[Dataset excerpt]
• • • •

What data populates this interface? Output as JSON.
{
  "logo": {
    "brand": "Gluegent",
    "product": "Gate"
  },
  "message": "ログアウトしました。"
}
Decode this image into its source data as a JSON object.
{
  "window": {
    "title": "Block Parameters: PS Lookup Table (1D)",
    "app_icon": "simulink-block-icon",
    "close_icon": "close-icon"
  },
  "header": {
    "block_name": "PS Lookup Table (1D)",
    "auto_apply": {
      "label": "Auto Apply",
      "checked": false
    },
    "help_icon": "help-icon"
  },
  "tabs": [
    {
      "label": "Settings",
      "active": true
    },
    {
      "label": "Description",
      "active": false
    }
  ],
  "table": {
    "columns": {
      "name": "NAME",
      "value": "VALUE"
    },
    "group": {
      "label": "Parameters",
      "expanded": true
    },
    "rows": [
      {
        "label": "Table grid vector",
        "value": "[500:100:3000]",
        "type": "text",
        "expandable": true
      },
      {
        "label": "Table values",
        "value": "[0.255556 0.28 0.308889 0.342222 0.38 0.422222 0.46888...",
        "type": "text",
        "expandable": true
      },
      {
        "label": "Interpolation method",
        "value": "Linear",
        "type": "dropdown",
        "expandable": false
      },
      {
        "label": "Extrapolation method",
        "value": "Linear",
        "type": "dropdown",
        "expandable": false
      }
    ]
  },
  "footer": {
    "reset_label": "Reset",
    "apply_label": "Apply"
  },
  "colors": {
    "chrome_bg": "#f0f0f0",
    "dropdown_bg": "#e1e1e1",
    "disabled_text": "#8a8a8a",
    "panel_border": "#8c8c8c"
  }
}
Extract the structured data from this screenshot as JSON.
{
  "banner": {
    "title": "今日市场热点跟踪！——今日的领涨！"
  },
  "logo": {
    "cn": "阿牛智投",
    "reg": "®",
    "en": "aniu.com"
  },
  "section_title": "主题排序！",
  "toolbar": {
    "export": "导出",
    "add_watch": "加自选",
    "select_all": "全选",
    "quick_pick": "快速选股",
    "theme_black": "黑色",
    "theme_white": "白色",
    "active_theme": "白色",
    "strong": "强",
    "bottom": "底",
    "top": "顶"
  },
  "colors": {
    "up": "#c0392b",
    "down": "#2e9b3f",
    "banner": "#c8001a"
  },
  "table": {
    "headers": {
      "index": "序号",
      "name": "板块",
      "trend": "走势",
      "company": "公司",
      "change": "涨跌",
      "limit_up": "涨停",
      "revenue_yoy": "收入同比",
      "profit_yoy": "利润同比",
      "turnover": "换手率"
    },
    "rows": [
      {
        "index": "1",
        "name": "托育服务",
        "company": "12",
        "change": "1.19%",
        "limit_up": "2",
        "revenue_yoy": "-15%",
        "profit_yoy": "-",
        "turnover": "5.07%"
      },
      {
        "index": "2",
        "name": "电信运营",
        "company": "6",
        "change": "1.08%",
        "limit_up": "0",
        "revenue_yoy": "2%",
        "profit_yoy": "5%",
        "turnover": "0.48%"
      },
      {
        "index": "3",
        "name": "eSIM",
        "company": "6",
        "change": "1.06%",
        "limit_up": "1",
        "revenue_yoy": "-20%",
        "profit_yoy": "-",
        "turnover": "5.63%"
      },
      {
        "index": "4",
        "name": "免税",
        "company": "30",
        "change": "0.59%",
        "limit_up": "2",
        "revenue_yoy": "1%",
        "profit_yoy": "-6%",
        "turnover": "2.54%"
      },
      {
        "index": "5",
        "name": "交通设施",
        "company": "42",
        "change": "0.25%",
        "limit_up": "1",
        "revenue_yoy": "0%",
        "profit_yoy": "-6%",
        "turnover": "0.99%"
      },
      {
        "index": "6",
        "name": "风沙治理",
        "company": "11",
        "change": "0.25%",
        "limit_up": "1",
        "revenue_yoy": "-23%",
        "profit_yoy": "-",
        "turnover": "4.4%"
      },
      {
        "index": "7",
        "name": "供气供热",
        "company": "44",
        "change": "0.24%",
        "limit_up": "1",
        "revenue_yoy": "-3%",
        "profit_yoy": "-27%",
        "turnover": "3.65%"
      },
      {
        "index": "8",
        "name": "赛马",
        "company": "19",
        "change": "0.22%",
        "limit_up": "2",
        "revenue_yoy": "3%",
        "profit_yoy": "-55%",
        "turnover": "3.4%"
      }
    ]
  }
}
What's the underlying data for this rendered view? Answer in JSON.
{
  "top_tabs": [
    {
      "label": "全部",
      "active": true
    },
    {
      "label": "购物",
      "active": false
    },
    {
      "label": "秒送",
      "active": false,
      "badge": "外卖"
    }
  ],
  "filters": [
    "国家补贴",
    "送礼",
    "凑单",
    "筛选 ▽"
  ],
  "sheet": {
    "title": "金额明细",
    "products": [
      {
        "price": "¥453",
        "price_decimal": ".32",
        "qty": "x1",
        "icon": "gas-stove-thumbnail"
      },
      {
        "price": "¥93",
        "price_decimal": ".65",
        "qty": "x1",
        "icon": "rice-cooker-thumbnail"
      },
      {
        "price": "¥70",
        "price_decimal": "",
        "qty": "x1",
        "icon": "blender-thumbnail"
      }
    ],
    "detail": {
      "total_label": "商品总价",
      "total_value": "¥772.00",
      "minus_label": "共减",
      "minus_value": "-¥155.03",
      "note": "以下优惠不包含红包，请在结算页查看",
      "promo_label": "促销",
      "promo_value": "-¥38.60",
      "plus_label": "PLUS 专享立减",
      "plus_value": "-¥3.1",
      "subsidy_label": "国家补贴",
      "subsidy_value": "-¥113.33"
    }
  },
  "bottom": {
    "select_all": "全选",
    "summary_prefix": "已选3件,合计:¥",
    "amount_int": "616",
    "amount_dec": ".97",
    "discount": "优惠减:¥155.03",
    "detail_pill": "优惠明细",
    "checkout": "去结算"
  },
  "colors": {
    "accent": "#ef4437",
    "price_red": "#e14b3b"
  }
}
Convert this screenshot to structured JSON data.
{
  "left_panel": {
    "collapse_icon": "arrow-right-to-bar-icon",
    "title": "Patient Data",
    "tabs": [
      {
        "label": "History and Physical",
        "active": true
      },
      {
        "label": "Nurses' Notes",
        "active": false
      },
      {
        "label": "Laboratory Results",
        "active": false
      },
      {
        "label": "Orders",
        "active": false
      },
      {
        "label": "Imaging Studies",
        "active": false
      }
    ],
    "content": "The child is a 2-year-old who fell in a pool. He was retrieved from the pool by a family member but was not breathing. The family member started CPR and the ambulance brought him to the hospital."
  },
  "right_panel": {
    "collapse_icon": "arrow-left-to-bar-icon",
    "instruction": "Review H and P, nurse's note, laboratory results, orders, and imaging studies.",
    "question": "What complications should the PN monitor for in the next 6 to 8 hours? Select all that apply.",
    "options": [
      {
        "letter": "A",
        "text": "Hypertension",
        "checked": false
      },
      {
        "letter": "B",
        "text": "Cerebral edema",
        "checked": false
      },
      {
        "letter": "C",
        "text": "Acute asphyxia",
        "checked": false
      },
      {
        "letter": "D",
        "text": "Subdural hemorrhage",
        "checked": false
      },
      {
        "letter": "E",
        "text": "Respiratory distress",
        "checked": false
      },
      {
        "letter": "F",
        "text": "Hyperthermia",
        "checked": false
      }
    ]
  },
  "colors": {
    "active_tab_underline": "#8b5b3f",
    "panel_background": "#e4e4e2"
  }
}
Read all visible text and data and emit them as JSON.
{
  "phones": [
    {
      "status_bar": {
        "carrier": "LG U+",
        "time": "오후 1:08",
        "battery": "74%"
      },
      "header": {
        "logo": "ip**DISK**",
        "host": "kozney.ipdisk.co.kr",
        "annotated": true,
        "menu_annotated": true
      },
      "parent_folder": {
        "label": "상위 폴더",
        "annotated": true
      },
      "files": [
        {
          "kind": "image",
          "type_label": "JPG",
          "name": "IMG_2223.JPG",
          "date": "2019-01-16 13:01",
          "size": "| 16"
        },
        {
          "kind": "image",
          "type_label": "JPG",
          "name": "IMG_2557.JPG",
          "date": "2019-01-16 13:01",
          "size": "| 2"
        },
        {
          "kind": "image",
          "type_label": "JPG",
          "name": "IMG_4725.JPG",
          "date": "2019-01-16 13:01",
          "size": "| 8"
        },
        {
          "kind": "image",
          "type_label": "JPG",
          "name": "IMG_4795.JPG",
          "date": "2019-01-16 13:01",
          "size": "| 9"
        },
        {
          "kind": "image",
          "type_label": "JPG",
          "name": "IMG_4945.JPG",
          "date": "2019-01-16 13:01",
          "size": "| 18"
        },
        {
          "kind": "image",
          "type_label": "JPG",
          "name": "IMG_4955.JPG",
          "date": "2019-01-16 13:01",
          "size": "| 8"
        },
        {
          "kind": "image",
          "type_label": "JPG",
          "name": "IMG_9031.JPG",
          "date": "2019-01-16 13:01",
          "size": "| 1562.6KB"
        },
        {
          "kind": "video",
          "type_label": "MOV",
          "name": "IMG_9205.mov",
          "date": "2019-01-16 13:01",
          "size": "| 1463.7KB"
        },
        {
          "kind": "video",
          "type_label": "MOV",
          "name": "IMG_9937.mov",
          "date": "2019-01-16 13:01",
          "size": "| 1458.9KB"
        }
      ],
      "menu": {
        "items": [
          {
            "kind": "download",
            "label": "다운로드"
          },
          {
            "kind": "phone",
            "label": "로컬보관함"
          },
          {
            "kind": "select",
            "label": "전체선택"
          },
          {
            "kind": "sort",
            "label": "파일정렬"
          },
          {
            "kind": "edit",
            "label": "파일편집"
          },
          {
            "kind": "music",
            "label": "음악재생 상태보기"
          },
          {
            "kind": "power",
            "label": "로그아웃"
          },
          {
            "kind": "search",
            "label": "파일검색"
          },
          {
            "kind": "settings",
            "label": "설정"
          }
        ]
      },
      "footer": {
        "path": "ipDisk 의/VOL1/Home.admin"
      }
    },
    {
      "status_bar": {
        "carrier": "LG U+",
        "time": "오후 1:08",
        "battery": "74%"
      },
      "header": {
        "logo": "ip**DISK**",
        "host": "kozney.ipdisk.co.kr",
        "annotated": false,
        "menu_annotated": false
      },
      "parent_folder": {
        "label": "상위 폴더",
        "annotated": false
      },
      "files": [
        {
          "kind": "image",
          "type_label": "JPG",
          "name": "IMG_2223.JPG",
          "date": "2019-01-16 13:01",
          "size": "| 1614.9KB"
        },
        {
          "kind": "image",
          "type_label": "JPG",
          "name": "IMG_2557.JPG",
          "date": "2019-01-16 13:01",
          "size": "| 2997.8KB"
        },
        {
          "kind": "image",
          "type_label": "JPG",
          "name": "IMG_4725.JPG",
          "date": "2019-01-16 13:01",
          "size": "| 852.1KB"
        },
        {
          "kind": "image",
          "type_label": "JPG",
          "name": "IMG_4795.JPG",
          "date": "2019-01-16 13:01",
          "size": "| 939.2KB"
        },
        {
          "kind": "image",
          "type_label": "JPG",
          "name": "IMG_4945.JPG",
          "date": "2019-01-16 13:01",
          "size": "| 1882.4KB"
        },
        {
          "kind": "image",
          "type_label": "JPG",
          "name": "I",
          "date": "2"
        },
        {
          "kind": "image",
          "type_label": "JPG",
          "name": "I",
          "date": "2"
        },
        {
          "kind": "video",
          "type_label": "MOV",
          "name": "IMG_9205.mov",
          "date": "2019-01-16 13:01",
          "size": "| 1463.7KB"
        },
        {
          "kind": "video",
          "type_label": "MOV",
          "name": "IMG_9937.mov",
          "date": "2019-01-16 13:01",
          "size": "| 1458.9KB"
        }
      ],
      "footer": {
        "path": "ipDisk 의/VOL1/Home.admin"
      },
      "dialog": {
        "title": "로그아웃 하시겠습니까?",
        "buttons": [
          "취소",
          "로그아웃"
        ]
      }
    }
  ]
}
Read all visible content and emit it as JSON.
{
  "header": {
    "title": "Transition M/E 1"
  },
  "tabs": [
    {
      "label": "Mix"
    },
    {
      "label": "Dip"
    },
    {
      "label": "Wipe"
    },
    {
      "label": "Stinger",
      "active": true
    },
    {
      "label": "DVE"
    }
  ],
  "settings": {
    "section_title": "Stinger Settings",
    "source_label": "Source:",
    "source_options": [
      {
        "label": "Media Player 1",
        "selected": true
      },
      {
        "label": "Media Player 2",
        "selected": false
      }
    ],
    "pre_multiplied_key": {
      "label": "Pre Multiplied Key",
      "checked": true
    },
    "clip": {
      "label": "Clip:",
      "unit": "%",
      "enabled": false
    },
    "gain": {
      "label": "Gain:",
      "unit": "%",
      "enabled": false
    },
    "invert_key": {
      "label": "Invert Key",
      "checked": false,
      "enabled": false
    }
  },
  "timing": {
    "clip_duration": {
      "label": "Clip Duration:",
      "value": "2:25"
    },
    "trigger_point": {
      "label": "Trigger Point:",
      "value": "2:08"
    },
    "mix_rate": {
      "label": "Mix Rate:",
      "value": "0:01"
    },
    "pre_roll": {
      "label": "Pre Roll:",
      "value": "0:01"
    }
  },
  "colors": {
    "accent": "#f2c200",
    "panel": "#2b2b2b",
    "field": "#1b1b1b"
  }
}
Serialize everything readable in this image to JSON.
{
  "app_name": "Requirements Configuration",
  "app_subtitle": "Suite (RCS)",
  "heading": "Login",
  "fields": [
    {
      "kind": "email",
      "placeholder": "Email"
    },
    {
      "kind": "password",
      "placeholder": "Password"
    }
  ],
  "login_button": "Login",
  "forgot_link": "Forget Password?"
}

• • • •

◆ STATED EXERCISE ◆
Count the lines above in which the word "index" appears, then state only that count.

◆ THE RESULT ◆
9